**Dataset:**
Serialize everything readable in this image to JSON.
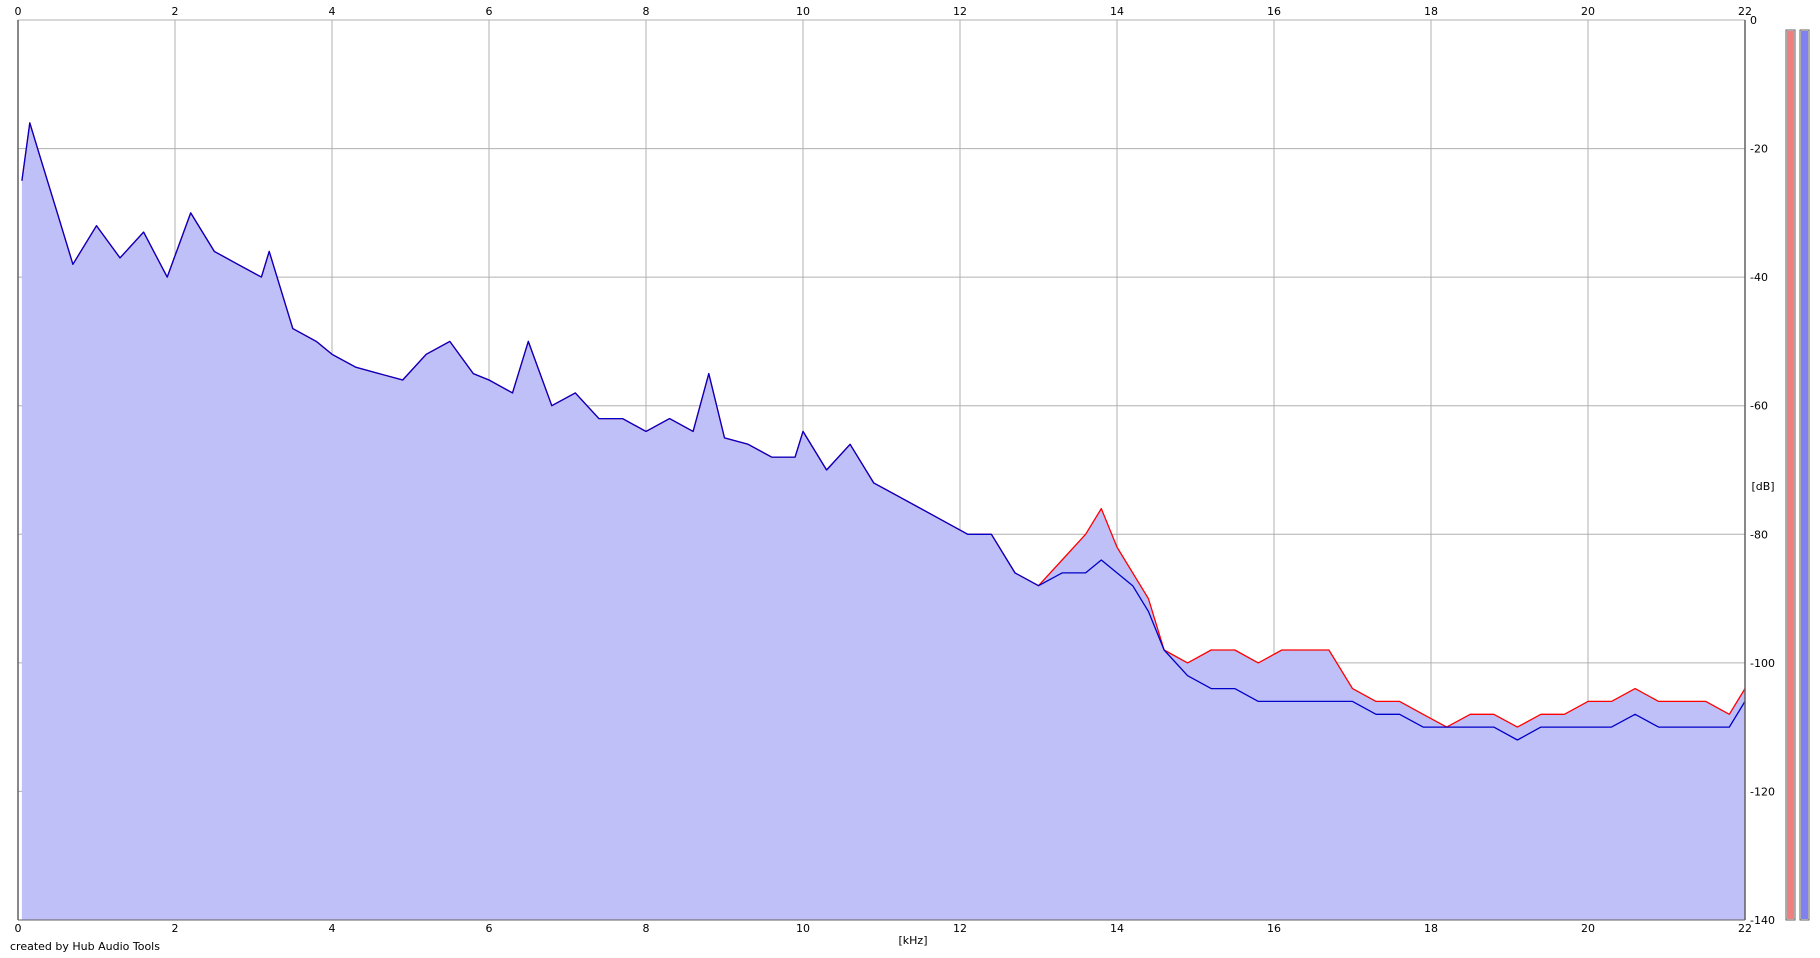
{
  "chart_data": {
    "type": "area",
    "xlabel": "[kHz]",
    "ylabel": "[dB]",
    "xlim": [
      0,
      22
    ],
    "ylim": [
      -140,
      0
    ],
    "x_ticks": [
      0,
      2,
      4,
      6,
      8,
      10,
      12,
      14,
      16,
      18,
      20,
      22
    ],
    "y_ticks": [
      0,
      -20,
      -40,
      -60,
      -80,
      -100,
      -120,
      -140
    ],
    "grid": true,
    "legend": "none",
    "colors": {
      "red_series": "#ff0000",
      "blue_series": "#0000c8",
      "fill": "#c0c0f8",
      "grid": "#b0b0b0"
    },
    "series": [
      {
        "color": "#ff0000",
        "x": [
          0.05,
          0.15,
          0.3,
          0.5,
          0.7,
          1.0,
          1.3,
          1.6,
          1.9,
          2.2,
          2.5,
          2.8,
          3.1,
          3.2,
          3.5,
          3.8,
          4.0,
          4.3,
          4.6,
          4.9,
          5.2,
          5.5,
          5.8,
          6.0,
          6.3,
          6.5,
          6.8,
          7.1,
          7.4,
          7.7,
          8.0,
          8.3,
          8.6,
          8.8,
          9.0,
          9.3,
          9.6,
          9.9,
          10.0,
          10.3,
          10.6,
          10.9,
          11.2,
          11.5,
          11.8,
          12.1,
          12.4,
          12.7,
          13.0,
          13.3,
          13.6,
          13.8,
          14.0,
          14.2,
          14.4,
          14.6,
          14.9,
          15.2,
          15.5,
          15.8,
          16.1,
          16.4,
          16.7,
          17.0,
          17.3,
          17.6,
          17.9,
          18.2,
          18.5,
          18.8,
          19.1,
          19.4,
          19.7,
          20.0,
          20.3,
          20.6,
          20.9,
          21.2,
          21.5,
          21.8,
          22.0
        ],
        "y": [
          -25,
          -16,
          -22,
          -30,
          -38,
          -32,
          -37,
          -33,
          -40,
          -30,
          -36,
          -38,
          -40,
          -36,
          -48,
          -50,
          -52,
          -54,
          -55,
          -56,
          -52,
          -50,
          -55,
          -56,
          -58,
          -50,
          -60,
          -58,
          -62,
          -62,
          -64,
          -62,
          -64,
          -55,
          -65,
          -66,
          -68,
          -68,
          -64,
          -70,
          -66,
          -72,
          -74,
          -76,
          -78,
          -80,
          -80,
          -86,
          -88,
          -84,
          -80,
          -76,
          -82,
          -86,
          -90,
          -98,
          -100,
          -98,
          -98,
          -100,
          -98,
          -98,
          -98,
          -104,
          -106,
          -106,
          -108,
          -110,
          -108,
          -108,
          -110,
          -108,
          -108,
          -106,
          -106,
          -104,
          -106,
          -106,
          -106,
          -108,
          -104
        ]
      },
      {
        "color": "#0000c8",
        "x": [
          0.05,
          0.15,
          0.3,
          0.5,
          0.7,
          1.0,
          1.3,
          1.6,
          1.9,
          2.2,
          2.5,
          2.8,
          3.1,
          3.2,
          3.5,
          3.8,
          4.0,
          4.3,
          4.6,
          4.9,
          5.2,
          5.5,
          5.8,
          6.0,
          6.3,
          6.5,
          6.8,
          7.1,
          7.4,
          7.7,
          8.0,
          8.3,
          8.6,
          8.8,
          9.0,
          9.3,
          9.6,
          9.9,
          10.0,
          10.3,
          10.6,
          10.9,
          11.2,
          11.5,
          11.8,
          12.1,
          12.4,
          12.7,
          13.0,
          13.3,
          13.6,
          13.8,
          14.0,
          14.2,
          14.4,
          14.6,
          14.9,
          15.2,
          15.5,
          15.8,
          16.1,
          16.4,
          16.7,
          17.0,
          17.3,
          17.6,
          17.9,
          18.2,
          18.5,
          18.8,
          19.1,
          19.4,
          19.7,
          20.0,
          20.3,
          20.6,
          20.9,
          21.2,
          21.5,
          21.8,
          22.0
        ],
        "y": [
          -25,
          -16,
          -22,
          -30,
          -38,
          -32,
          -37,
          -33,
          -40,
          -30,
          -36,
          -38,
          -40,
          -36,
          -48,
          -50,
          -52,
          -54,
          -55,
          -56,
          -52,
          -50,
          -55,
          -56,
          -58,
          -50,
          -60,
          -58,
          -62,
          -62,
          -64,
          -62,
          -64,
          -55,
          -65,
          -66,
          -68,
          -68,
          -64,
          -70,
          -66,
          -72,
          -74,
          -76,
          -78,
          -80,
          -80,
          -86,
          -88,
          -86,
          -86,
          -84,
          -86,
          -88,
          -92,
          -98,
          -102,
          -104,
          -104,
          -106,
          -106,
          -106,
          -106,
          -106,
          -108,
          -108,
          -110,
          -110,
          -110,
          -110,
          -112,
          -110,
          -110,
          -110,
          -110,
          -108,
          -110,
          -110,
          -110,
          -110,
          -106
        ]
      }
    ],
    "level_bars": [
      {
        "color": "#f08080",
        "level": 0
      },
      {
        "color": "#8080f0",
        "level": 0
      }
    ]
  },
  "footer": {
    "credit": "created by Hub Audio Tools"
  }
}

**What to do:** Transcribe the complete set of entries verbatim. No pictures belong in the copy.

**Correct output:**
Serialize everything readable in this image to JSON.
{
  "chart_data": {
    "type": "area",
    "xlabel": "[kHz]",
    "ylabel": "[dB]",
    "xlim": [
      0,
      22
    ],
    "ylim": [
      -140,
      0
    ],
    "x_ticks": [
      0,
      2,
      4,
      6,
      8,
      10,
      12,
      14,
      16,
      18,
      20,
      22
    ],
    "y_ticks": [
      0,
      -20,
      -40,
      -60,
      -80,
      -100,
      -120,
      -140
    ],
    "grid": true,
    "legend": "none",
    "colors": {
      "red_series": "#ff0000",
      "blue_series": "#0000c8",
      "fill": "#c0c0f8",
      "grid": "#b0b0b0"
    },
    "series": [
      {
        "color": "#ff0000",
        "x": [
          0.05,
          0.15,
          0.3,
          0.5,
          0.7,
          1.0,
          1.3,
          1.6,
          1.9,
          2.2,
          2.5,
          2.8,
          3.1,
          3.2,
          3.5,
          3.8,
          4.0,
          4.3,
          4.6,
          4.9,
          5.2,
          5.5,
          5.8,
          6.0,
          6.3,
          6.5,
          6.8,
          7.1,
          7.4,
          7.7,
          8.0,
          8.3,
          8.6,
          8.8,
          9.0,
          9.3,
          9.6,
          9.9,
          10.0,
          10.3,
          10.6,
          10.9,
          11.2,
          11.5,
          11.8,
          12.1,
          12.4,
          12.7,
          13.0,
          13.3,
          13.6,
          13.8,
          14.0,
          14.2,
          14.4,
          14.6,
          14.9,
          15.2,
          15.5,
          15.8,
          16.1,
          16.4,
          16.7,
          17.0,
          17.3,
          17.6,
          17.9,
          18.2,
          18.5,
          18.8,
          19.1,
          19.4,
          19.7,
          20.0,
          20.3,
          20.6,
          20.9,
          21.2,
          21.5,
          21.8,
          22.0
        ],
        "y": [
          -25,
          -16,
          -22,
          -30,
          -38,
          -32,
          -37,
          -33,
          -40,
          -30,
          -36,
          -38,
          -40,
          -36,
          -48,
          -50,
          -52,
          -54,
          -55,
          -56,
          -52,
          -50,
          -55,
          -56,
          -58,
          -50,
          -60,
          -58,
          -62,
          -62,
          -64,
          -62,
          -64,
          -55,
          -65,
          -66,
          -68,
          -68,
          -64,
          -70,
          -66,
          -72,
          -74,
          -76,
          -78,
          -80,
          -80,
          -86,
          -88,
          -84,
          -80,
          -76,
          -82,
          -86,
          -90,
          -98,
          -100,
          -98,
          -98,
          -100,
          -98,
          -98,
          -98,
          -104,
          -106,
          -106,
          -108,
          -110,
          -108,
          -108,
          -110,
          -108,
          -108,
          -106,
          -106,
          -104,
          -106,
          -106,
          -106,
          -108,
          -104
        ]
      },
      {
        "color": "#0000c8",
        "x": [
          0.05,
          0.15,
          0.3,
          0.5,
          0.7,
          1.0,
          1.3,
          1.6,
          1.9,
          2.2,
          2.5,
          2.8,
          3.1,
          3.2,
          3.5,
          3.8,
          4.0,
          4.3,
          4.6,
          4.9,
          5.2,
          5.5,
          5.8,
          6.0,
          6.3,
          6.5,
          6.8,
          7.1,
          7.4,
          7.7,
          8.0,
          8.3,
          8.6,
          8.8,
          9.0,
          9.3,
          9.6,
          9.9,
          10.0,
          10.3,
          10.6,
          10.9,
          11.2,
          11.5,
          11.8,
          12.1,
          12.4,
          12.7,
          13.0,
          13.3,
          13.6,
          13.8,
          14.0,
          14.2,
          14.4,
          14.6,
          14.9,
          15.2,
          15.5,
          15.8,
          16.1,
          16.4,
          16.7,
          17.0,
          17.3,
          17.6,
          17.9,
          18.2,
          18.5,
          18.8,
          19.1,
          19.4,
          19.7,
          20.0,
          20.3,
          20.6,
          20.9,
          21.2,
          21.5,
          21.8,
          22.0
        ],
        "y": [
          -25,
          -16,
          -22,
          -30,
          -38,
          -32,
          -37,
          -33,
          -40,
          -30,
          -36,
          -38,
          -40,
          -36,
          -48,
          -50,
          -52,
          -54,
          -55,
          -56,
          -52,
          -50,
          -55,
          -56,
          -58,
          -50,
          -60,
          -58,
          -62,
          -62,
          -64,
          -62,
          -64,
          -55,
          -65,
          -66,
          -68,
          -68,
          -64,
          -70,
          -66,
          -72,
          -74,
          -76,
          -78,
          -80,
          -80,
          -86,
          -88,
          -86,
          -86,
          -84,
          -86,
          -88,
          -92,
          -98,
          -102,
          -104,
          -104,
          -106,
          -106,
          -106,
          -106,
          -106,
          -108,
          -108,
          -110,
          -110,
          -110,
          -110,
          -112,
          -110,
          -110,
          -110,
          -110,
          -108,
          -110,
          -110,
          -110,
          -110,
          -106
        ]
      }
    ],
    "level_bars": [
      {
        "color": "#f08080",
        "level": 0
      },
      {
        "color": "#8080f0",
        "level": 0
      }
    ]
  },
  "footer": {
    "credit": "created by Hub Audio Tools"
  }
}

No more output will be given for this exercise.